* start Stored rows *

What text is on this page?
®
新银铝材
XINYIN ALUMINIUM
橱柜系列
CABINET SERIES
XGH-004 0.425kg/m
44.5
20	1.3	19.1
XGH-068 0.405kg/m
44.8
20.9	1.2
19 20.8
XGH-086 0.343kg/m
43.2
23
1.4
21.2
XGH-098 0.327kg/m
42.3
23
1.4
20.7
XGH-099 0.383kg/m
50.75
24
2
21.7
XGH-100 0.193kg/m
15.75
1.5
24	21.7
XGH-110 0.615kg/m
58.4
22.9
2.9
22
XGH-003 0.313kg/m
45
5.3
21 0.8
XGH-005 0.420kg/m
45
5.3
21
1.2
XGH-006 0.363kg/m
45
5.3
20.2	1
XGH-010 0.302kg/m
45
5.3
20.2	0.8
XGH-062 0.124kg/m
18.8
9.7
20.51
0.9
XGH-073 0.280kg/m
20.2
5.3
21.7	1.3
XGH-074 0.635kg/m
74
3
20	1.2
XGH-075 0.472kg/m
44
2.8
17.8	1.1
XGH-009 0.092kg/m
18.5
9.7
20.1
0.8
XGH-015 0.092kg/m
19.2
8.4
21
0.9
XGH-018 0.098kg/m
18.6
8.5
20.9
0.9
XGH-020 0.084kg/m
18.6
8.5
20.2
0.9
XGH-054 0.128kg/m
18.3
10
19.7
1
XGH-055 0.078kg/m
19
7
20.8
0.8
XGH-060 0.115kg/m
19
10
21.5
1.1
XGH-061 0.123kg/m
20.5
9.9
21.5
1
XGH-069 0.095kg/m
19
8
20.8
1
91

* end Stored rows *

Every record should be repeated exactly; please leave none out.

What text is on this page?
®
新银铝材
XINYIN ALUMINIUM
橱柜系列
CABINET SERIES
XGH-004 0.425kg/m
44.5
20	1.3	19.1
XGH-068 0.405kg/m
44.8
20.9	1.2
19 20.8
XGH-086 0.343kg/m
43.2
23
1.4
21.2
XGH-098 0.327kg/m
42.3
23
1.4
20.7
XGH-099 0.383kg/m
50.75
24
2
21.7
XGH-100 0.193kg/m
15.75
1.5
24	21.7
XGH-110 0.615kg/m
58.4
22.9
2.9
22
XGH-003 0.313kg/m
45
5.3
21 0.8
XGH-005 0.420kg/m
45
5.3
21
1.2
XGH-006 0.363kg/m
45
5.3
20.2	1
XGH-010 0.302kg/m
45
5.3
20.2	0.8
XGH-062 0.124kg/m
18.8
9.7
20.51
0.9
XGH-073 0.280kg/m
20.2
5.3
21.7	1.3
XGH-074 0.635kg/m
74
3
20	1.2
XGH-075 0.472kg/m
44
2.8
17.8	1.1
XGH-009 0.092kg/m
18.5
9.7
20.1
0.8
XGH-015 0.092kg/m
19.2
8.4
21
0.9
XGH-018 0.098kg/m
18.6
8.5
20.9
0.9
XGH-020 0.084kg/m
18.6
8.5
20.2
0.9
XGH-054 0.128kg/m
18.3
10
19.7
1
XGH-055 0.078kg/m
19
7
20.8
0.8
XGH-060 0.115kg/m
19
10
21.5
1.1
XGH-061 0.123kg/m
20.5
9.9
21.5
1
XGH-069 0.095kg/m
19
8
20.8
1
91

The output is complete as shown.